● Exercise description: Set down all of the data exactly as it appears.

---

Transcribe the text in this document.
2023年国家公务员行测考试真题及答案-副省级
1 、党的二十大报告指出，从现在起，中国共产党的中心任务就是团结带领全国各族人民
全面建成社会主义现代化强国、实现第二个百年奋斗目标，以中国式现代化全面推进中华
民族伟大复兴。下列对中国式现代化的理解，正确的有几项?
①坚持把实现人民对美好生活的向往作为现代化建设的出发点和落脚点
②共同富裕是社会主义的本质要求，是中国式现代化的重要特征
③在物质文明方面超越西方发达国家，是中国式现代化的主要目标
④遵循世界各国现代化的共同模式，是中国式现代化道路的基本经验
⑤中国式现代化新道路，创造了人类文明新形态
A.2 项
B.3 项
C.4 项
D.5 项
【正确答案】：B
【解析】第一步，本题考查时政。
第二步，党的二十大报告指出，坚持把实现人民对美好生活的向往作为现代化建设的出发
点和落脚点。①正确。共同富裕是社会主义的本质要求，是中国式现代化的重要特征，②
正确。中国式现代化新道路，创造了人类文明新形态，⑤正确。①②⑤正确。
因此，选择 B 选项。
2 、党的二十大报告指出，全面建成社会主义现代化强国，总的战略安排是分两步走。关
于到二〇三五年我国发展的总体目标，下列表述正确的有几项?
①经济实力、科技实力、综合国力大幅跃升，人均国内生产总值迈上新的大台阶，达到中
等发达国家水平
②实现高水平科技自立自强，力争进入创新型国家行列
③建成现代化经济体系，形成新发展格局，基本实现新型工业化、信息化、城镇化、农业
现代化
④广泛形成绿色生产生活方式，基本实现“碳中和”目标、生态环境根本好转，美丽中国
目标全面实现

---

● The result:
Transcribe the text in this document.
2023年国家公务员行测考试真题及答案-副省级
1 、党的二十大报告指出，从现在起，中国共产党的中心任务就是团结带领全国各族人民
全面建成社会主义现代化强国、实现第二个百年奋斗目标，以中国式现代化全面推进中华
民族伟大复兴。下列对中国式现代化的理解，正确的有几项?
①坚持把实现人民对美好生活的向往作为现代化建设的出发点和落脚点
②共同富裕是社会主义的本质要求，是中国式现代化的重要特征
③在物质文明方面超越西方发达国家，是中国式现代化的主要目标
④遵循世界各国现代化的共同模式，是中国式现代化道路的基本经验
⑤中国式现代化新道路，创造了人类文明新形态
A.2 项
B.3 项
C.4 项
D.5 项
【正确答案】：B
【解析】第一步，本题考查时政。
第二步，党的二十大报告指出，坚持把实现人民对美好生活的向往作为现代化建设的出发
点和落脚点。①正确。共同富裕是社会主义的本质要求，是中国式现代化的重要特征，②
正确。中国式现代化新道路，创造了人类文明新形态，⑤正确。①②⑤正确。
因此，选择 B 选项。
2 、党的二十大报告指出，全面建成社会主义现代化强国，总的战略安排是分两步走。关
于到二〇三五年我国发展的总体目标，下列表述正确的有几项?
①经济实力、科技实力、综合国力大幅跃升，人均国内生产总值迈上新的大台阶，达到中
等发达国家水平
②实现高水平科技自立自强，力争进入创新型国家行列
③建成现代化经济体系，形成新发展格局，基本实现新型工业化、信息化、城镇化、农业
现代化
④广泛形成绿色生产生活方式，基本实现“碳中和”目标、生态环境根本好转，美丽中国
目标全面实现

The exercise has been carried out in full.